Begin THE DATA
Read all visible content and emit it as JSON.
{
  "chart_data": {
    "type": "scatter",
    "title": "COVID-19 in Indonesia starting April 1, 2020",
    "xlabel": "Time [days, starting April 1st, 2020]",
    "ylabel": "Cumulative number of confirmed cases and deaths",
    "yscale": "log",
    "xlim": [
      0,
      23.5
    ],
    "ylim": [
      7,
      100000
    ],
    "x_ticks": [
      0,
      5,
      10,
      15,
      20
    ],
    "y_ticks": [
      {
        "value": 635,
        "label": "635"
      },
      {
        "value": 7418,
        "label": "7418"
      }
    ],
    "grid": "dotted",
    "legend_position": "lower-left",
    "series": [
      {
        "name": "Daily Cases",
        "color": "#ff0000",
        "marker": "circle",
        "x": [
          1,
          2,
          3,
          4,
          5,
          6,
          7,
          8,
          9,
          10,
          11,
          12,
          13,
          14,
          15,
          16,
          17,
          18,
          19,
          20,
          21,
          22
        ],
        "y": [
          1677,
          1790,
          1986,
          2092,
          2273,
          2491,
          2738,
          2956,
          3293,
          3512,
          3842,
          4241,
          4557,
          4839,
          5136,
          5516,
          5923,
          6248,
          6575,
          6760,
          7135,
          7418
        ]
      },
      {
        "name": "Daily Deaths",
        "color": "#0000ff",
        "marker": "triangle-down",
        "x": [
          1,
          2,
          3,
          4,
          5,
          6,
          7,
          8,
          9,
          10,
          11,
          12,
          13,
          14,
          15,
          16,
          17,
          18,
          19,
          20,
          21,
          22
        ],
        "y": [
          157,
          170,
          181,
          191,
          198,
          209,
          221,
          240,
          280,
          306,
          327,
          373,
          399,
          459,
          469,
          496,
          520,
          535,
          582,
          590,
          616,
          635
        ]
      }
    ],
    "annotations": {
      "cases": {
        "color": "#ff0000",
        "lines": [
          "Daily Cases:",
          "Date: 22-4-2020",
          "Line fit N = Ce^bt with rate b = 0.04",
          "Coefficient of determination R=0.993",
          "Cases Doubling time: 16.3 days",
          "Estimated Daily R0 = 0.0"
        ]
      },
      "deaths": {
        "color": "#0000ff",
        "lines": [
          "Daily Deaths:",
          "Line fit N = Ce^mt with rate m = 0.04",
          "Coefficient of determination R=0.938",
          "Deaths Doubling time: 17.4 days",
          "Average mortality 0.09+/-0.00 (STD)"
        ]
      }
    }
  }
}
End THE DATA
Begin THE DATA
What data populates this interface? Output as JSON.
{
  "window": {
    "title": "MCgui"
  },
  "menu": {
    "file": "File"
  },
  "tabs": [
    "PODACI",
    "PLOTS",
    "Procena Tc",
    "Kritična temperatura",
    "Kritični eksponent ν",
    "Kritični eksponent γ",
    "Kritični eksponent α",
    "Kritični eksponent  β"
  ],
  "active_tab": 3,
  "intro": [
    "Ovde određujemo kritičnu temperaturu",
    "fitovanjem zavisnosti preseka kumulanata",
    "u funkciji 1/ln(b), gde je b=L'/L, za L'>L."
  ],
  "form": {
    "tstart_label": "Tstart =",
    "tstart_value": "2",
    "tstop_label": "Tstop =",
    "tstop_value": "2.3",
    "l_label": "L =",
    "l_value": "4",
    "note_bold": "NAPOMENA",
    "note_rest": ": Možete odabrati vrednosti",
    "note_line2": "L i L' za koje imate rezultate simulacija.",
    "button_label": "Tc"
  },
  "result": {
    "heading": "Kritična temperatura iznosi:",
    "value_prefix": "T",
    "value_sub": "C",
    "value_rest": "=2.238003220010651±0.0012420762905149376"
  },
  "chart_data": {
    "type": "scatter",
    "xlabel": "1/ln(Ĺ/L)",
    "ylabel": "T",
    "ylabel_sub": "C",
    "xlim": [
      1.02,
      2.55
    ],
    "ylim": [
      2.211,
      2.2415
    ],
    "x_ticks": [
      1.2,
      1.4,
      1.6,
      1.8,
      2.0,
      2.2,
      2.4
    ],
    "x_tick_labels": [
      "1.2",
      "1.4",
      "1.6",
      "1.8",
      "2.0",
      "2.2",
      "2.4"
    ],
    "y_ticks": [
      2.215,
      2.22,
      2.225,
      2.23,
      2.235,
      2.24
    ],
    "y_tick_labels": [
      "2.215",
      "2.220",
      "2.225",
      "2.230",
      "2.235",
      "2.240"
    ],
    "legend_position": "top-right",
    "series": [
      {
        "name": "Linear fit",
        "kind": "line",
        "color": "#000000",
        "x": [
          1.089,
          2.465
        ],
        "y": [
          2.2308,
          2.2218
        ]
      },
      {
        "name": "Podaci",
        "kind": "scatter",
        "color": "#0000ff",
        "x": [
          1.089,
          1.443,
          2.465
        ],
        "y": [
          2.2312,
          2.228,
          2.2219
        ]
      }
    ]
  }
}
End THE DATA
Begin THE DATA
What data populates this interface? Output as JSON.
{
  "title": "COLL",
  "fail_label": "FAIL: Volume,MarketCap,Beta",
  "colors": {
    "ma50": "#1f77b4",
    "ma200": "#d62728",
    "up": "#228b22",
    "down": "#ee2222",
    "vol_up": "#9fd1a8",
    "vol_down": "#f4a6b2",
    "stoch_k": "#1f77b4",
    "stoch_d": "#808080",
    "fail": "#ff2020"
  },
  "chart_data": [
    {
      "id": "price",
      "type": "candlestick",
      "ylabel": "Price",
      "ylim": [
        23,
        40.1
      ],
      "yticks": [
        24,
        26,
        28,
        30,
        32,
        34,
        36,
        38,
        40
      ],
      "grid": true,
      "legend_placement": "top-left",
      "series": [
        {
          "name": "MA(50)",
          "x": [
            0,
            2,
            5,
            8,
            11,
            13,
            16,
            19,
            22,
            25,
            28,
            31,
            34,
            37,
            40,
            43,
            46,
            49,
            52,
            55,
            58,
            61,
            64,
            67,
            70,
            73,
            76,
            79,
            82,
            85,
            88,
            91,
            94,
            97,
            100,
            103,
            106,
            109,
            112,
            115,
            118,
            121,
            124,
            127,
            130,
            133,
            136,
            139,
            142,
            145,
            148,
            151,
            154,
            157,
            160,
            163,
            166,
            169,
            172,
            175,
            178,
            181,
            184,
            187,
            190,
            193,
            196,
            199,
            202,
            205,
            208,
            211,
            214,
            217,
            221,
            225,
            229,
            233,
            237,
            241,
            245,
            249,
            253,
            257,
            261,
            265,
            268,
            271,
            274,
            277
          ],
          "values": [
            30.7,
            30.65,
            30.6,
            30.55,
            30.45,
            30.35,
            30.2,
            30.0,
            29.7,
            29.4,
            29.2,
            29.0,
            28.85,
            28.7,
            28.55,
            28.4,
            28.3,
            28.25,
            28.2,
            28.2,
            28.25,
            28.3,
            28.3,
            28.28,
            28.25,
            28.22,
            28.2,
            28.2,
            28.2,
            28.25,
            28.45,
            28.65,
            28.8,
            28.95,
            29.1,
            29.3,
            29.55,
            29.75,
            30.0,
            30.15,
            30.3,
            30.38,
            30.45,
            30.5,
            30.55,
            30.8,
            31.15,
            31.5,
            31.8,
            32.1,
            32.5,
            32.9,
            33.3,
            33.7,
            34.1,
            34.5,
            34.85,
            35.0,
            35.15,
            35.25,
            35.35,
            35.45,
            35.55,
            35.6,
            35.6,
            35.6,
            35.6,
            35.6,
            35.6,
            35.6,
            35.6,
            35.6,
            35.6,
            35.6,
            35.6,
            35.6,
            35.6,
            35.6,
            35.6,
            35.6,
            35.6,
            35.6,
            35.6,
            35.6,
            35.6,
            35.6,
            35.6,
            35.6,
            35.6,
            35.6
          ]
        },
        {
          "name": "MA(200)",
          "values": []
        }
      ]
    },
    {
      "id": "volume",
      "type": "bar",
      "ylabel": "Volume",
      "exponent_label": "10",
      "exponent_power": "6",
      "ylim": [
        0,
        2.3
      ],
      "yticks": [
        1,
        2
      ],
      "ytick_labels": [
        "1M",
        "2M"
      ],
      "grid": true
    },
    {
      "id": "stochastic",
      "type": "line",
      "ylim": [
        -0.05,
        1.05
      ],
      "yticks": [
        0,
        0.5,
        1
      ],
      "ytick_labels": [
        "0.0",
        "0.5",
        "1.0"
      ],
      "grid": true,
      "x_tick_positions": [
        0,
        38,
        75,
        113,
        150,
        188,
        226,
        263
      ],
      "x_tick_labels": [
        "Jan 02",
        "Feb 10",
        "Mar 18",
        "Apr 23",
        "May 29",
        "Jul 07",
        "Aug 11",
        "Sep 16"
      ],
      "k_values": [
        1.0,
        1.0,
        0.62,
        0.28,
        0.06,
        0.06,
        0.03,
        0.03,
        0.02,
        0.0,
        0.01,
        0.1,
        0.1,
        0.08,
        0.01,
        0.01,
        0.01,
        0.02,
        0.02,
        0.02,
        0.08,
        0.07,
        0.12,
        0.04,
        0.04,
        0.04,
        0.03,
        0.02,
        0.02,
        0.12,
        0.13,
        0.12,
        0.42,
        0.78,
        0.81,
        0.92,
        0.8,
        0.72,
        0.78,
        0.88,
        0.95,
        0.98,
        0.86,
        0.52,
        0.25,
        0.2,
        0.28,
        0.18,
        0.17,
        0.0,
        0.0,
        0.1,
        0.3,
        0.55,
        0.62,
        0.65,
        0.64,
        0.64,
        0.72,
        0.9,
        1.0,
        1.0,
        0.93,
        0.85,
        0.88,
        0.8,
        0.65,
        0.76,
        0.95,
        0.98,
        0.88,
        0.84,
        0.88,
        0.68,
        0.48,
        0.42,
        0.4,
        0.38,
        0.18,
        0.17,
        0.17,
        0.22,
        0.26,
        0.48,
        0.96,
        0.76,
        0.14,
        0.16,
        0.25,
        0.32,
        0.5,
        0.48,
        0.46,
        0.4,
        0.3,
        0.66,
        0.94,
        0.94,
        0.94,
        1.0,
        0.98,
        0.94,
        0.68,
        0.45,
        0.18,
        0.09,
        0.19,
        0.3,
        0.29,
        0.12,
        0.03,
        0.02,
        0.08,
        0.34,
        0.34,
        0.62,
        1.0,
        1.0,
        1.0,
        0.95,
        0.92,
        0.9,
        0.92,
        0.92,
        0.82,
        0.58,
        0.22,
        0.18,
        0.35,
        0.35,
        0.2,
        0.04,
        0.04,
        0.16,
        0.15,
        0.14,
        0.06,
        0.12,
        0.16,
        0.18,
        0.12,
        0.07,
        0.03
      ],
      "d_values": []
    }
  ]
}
End THE DATA
● EXERCISE TASK
Determine how many lines of the material include the string "name". Output only that count.

● FULL SOLUTION
6